Job:
Count the lines in the entries below that contain the string "三菱化学クラブ", treating case as significant. Reply with the number alone.

** Start Record excerpts **

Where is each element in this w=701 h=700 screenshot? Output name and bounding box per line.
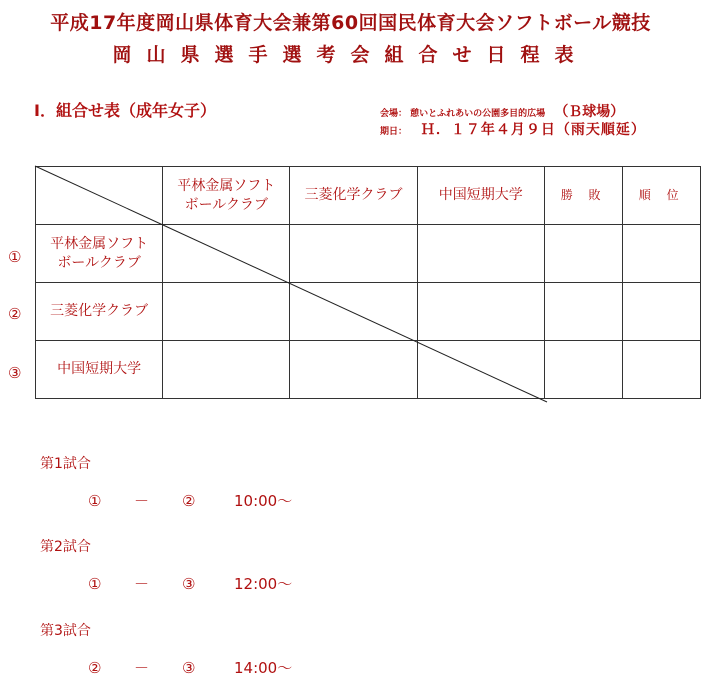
header-team-3-label: 中国短期大学 <box>438 187 523 203</box>
cell-2-2 <box>290 283 417 341</box>
header-team-2 <box>290 167 417 225</box>
cell-1-results <box>544 225 623 283</box>
date-info <box>380 119 646 139</box>
row-team-2-label: 三菱化学クラブ <box>50 303 149 319</box>
cell-3-3 <box>417 341 544 399</box>
header-team-3 <box>417 167 544 225</box>
row-team-3 <box>36 341 163 399</box>
match-2-team-b: ③ <box>182 575 196 593</box>
corner-cell <box>36 167 163 225</box>
venue-info <box>380 101 624 121</box>
header-results: 勝 敗 <box>544 167 623 225</box>
match-1-time: 10:00～ <box>234 492 293 510</box>
cell-3-results <box>544 341 623 399</box>
header-team-1-line1: 平林金属ソフト <box>177 177 276 194</box>
cell-1-rank <box>623 225 701 283</box>
header-team-2-label: 三菱化学クラブ <box>304 187 403 203</box>
cell-2-3 <box>417 283 544 341</box>
match-2-team-a: ① <box>88 575 102 593</box>
cell-3-2 <box>290 341 417 399</box>
cell-1-2 <box>290 225 417 283</box>
section-heading: Ⅰ．組合せ表（成年女子） <box>34 101 216 120</box>
match-1-team-b: ② <box>182 492 196 510</box>
row-number-2: ② <box>8 305 22 323</box>
venue-label: 会場： <box>380 109 408 119</box>
header-rank: 順 位 <box>623 167 701 225</box>
match-3-time: 14:00～ <box>234 659 293 677</box>
row-team-3-label: 中国短期大学 <box>57 361 142 377</box>
cell-3-1 <box>163 341 290 399</box>
cell-2-1 <box>163 283 290 341</box>
match-2-dash: － <box>134 575 150 593</box>
match-1-team-a: ① <box>88 492 102 510</box>
match-3-title: 第3試合 <box>40 623 91 639</box>
date-value: Ｈ．１７年４月９日（雨天順延） <box>420 122 646 138</box>
match-3-line <box>88 657 292 678</box>
match-3-team-a: ② <box>88 659 102 677</box>
match-3-dash: － <box>134 659 150 677</box>
venue-field: （Ｂ球場） <box>554 104 625 120</box>
venue-name: 憩いとふれあいの公園多目的広場 <box>410 109 546 119</box>
cell-1-1 <box>163 225 290 283</box>
match-2-time: 12:00～ <box>234 575 293 593</box>
cell-1-3 <box>417 225 544 283</box>
header-team-1 <box>163 167 290 225</box>
cell-2-results <box>544 283 623 341</box>
row-team-1-line2: ボールクラブ <box>57 254 141 271</box>
cell-3-rank <box>623 341 701 399</box>
row-team-1-line1: 平林金属ソフト <box>50 235 149 252</box>
row-team-2 <box>36 283 163 341</box>
match-2-title: 第2試合 <box>40 539 91 555</box>
match-1-line <box>88 490 292 511</box>
document-title: 平成17年度岡山県体育大会兼第60回国民体育大会ソフトボール競技 <box>50 12 651 34</box>
match-1-dash: － <box>134 492 150 510</box>
row-team-1 <box>36 225 163 283</box>
row-number-1: ① <box>8 248 22 266</box>
row-number-3: ③ <box>8 364 22 382</box>
date-label: 期日： <box>380 127 408 137</box>
document-subtitle: 岡山県選手選考会組合せ日程表 <box>112 44 589 66</box>
cell-2-rank <box>623 283 701 341</box>
matchup-table <box>35 166 701 399</box>
header-team-1-line2: ボールクラブ <box>184 196 269 213</box>
match-2-line <box>88 573 292 594</box>
match-3-team-b: ③ <box>182 659 196 677</box>
match-1-title: 第1試合 <box>40 456 91 472</box>
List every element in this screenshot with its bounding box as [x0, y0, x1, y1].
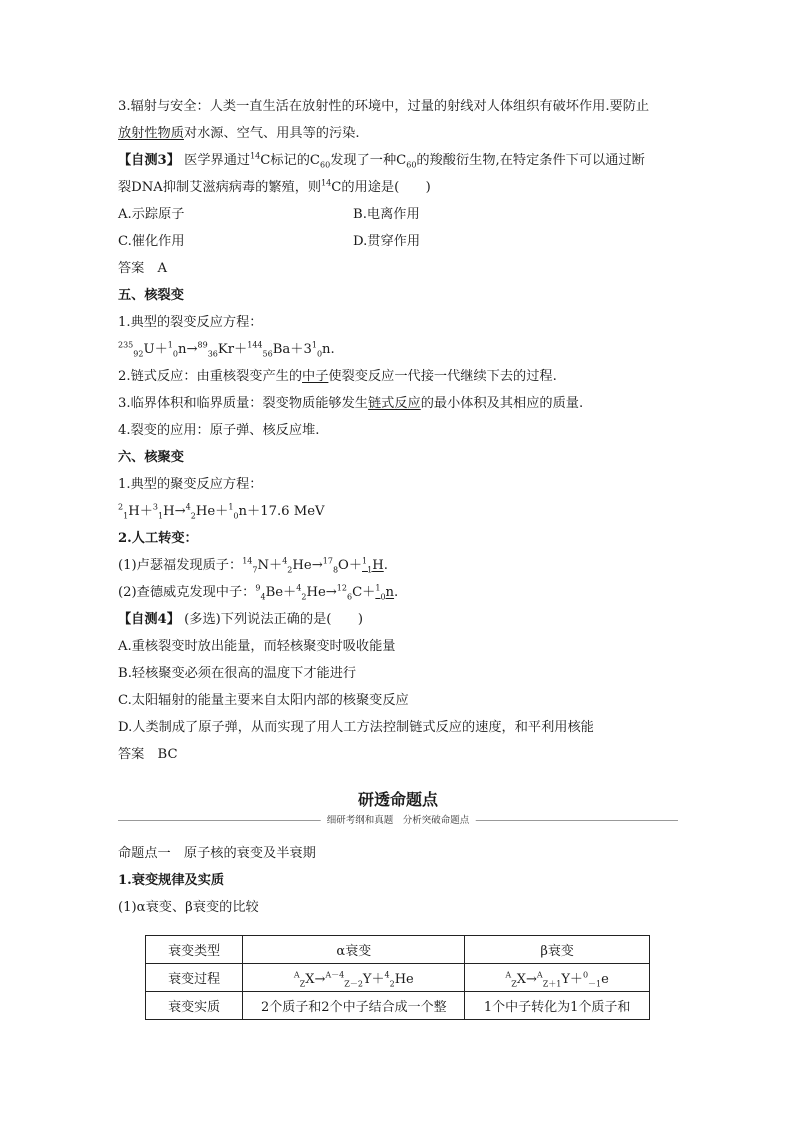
question-4-option-c: C.太阳辐射的能量主要来自太阳内部的核聚变反应: [118, 693, 409, 708]
question-3-cont: 裂DNA抑制艾滋病病毒的繁殖，则$^{14}$C的用途是( ): [118, 178, 431, 195]
option-c: C.催化作用: [118, 234, 185, 249]
question-4-option-b: B.轻核聚变必须在很高的温度下才能进行: [118, 666, 357, 681]
table-row: [146, 964, 650, 992]
question-4-option-d: D.人类制成了原子弹，从而实现了用人工方法控制链式反应的速度，和平利用核能: [118, 720, 594, 735]
fusion-line-2: 2.人工转变：: [118, 531, 198, 546]
fission-line-2: 2.链式反应：由重核裂变产生的中子使裂变反应一代接一代继续下去的过程.: [118, 369, 557, 384]
beta-decay-equation: $^A_Z$X→$^A_{Z+1}$Y＋$^0_{-1}$e: [465, 964, 650, 992]
decay-comparison-table: [145, 935, 650, 1020]
table-header-cell: 衰变类型: [146, 936, 243, 964]
table-header-cell: β衰变: [465, 936, 650, 964]
table-cell: 1个中子转化为1个质子和: [465, 992, 650, 1020]
table-cell: 2个质子和2个中子结合成一个整: [243, 992, 465, 1020]
option-b: B.电离作用: [353, 207, 420, 222]
question-3-options-row-2: [118, 228, 678, 255]
fission-line-1: 1.典型的裂变反应方程：: [118, 315, 263, 330]
rutherford-equation: (1)卢瑟福发现质子：$^{14}_7$N＋$^4_2$He→$^{17}_8$O＋$^1_1$H.: [118, 556, 388, 575]
question-3: 【自测3】 医学界通过$^{14}$C标记的$C_{60}$发现了一种$C_{60}$的羧酸衍生物,在特定条件下可以通过断: [118, 151, 645, 170]
table-header-cell: α衰变: [243, 936, 465, 964]
paragraph-radiation-safety: 3.辐射与安全：人类一直生活在放射性的环境中，过量的射线对人体组织有破坏作用.要防止: [118, 99, 650, 114]
section-subtitle: 细研考纲和真题 分析突破命题点: [321, 812, 476, 826]
fission-equation: $^{235}_{92}U+^1_0n\to^{89}_{36}Kr+^{144}_{56}Ba+3^1_0n$.: [118, 340, 335, 359]
option-d: D.贯穿作用: [353, 234, 421, 249]
answer-3: 答案 A: [118, 261, 168, 276]
chadwick-equation: (2)查德威克发现中子：$^9_4$Be＋$^4_2$He→$^{12}_6$C＋$^1_0$n.: [118, 583, 399, 602]
answer-4: 答案 BC: [118, 747, 178, 762]
table-cell: 衰变过程: [146, 964, 243, 992]
fusion-line-1: 1.典型的聚变反应方程：: [118, 477, 263, 492]
heading-fission: 五、核裂变: [118, 288, 184, 303]
heading-fusion: 六、核聚变: [118, 450, 184, 465]
alpha-decay-equation: $^A_Z$X→$^{A-4}_{Z-2}$Y＋$^4_2$He: [243, 964, 465, 992]
section-title: 研透命题点: [357, 790, 438, 809]
question-4-option-a: A.重核裂变时放出能量，而轻核聚变时吸收能量: [118, 639, 396, 654]
topic-1-point-1-sub: (1)α衰变、β衰变的比较: [118, 900, 259, 915]
section-subtitle-bar: [118, 810, 678, 832]
fusion-equation: $^2_1$H＋$^3_1$H→$^4_2$He＋$^1_0$n＋17.6 MeV: [118, 502, 325, 521]
table-header-row: [146, 936, 650, 964]
table-cell: 衰变实质: [146, 992, 243, 1020]
paragraph-radiation-safety-cont: 放射性物质对水源、空气、用具等的污染.: [118, 126, 360, 141]
topic-1-heading: 命题点一 原子核的衰变及半衰期: [118, 846, 316, 861]
question-3-options-row-1: [118, 201, 678, 228]
document-page: [118, 93, 678, 921]
table-row: [146, 992, 650, 1020]
question-4: 【自测4】 (多选)下列说法正确的是( ): [118, 612, 363, 627]
topic-1-point-1: 1.衰变规律及实质: [118, 873, 225, 888]
fission-line-4: 4.裂变的应用：原子弹、核反应堆.: [118, 423, 320, 438]
option-a: A.示踪原子: [118, 207, 185, 222]
fission-line-3: 3.临界体积和临界质量：裂变物质能够发生链式反应的最小体积及其相应的质量.: [118, 396, 584, 411]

** End Record excerpts **

Answer to the exercise:
2